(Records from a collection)
## Begin

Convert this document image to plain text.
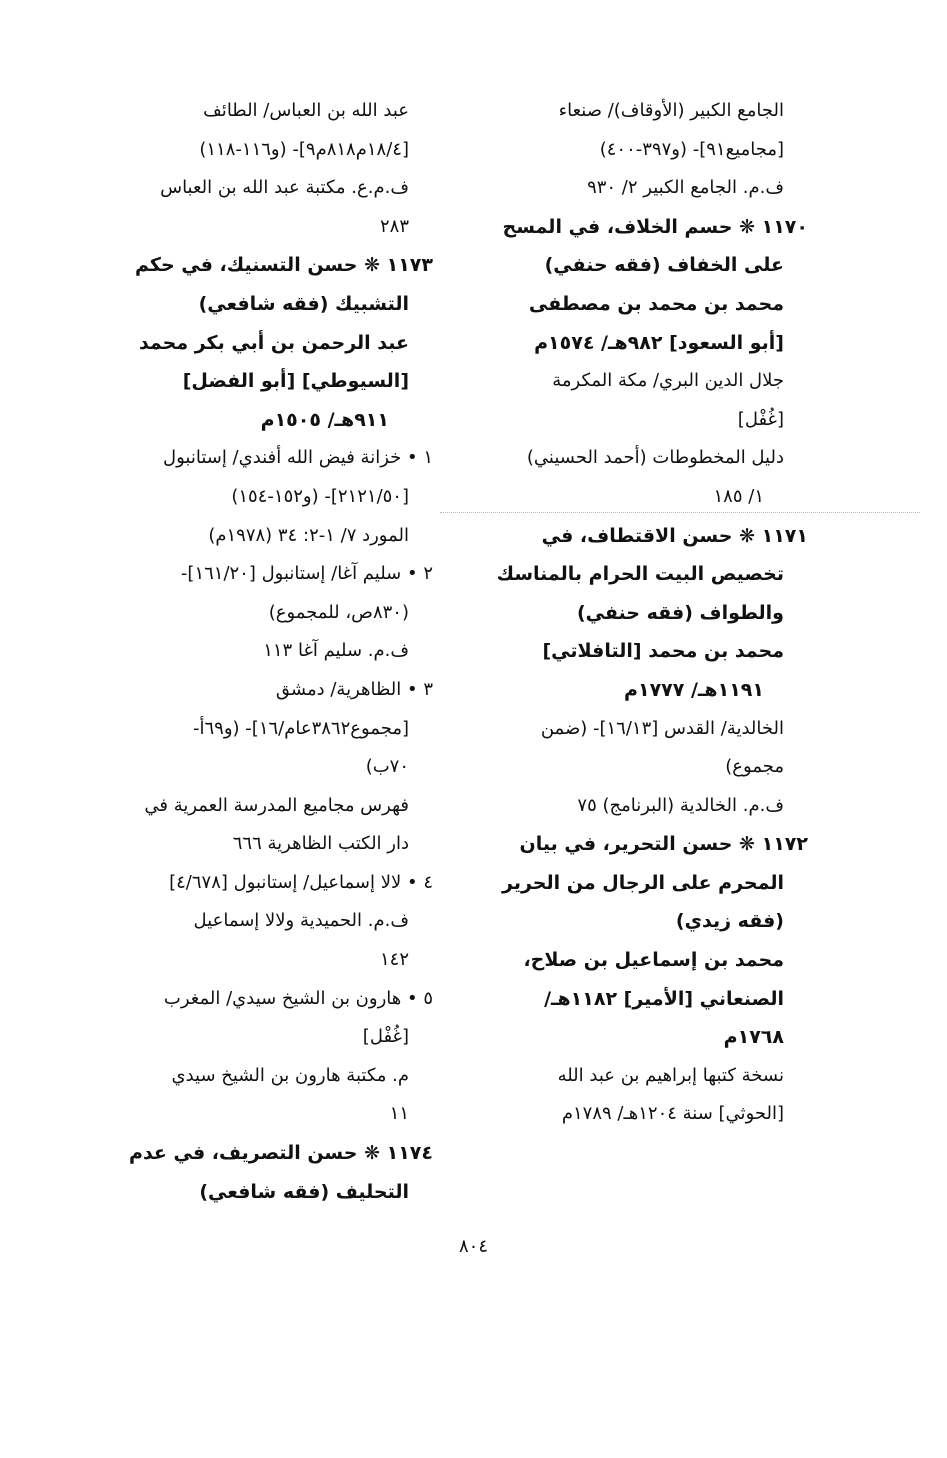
الجامع الكبير (الأوقاف)/ صنعاء
[مجاميع٩١]- (و٣٩٧-٤٠٠)
ف.م. الجامع الكبير ٢/ ٩٣٠
١١٧٠ ❋ حسم الخلاف، في المسح
على الخفاف (فقه حنفي)
محمد بن محمد بن مصطفى
[أبو السعود] ٩٨٢هـ/ ١٥٧٤م
جلال الدين البري/ مكة المكرمة
[غُفْل]
دليل المخطوطات (أحمد الحسيني)
١/ ١٨٥
١١٧١ ❋ حسن الاقتطاف، في
تخصيص البيت الحرام بالمناسك
والطواف (فقه حنفي)
محمد بن محمد [التافلاتي]
١١٩١هـ/ ١٧٧٧م
الخالدية/ القدس [١٦/١٣]- (ضمن
مجموع)
ف.م. الخالدية (البرنامج) ٧٥
١١٧٢ ❋ حسن التحرير، في بيان
المحرم على الرجال من الحرير
(فقه زيدي)
محمد بن إسماعيل بن صلاح،
الصنعاني [الأمير] ١١٨٢هـ/
١٧٦٨م
نسخة كتبها إبراهيم بن عبد الله
[الحوثي] سنة ١٢٠٤هـ/ ١٧٨٩م
عبد الله بن العباس/ الطائف
[١٨/٤م٨١٨م٩]- (و١١٦-١١٨)
ف.م.ع. مكتبة عبد الله بن العباس
٢٨٣
١١٧٣ ❋ حسن التسنيك، في حكم
التشبيك (فقه شافعي)
عبد الرحمن بن أبي بكر محمد
[السيوطي] [أبو الفضل]
٩١١هـ/ ١٥٠٥م
١ • خزانة فيض الله أفندي/ إستانبول
[٢١٢١/٥٠]- (و١٥٢-١٥٤)
المورد ٧/ ١-٢: ٣٤ (١٩٧٨م)
٢ • سليم آغا/ إستانبول [١٦١/٢٠]-
(٨٣٠ص، للمجموع)
ف.م. سليم آغا ١١٣
٣ • الظاهرية/ دمشق
[مجموع٣٨٦٢عام/١٦]- (و٦٩أ-
٧٠ب)
فهرس مجاميع المدرسة العمرية في
دار الكتب الظاهرية ٦٦٦
٤ • لالا إسماعيل/ إستانبول [٤/٦٧٨]
ف.م. الحميدية ولالا إسماعيل
١٤٢
٥ • هارون بن الشيخ سيدي/ المغرب
[غُفْل]
م. مكتبة هارون بن الشيخ سيدي
١١
١١٧٤ ❋ حسن التصريف، في عدم
التحليف (فقه شافعي)
٨٠٤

## End

#### STATED GOAL
Which lines in the records above contain the string "حنفي"? Copy each one.

#### EXPECTED ANSWER
على الخفاف (فقه حنفي)
والطواف (فقه حنفي)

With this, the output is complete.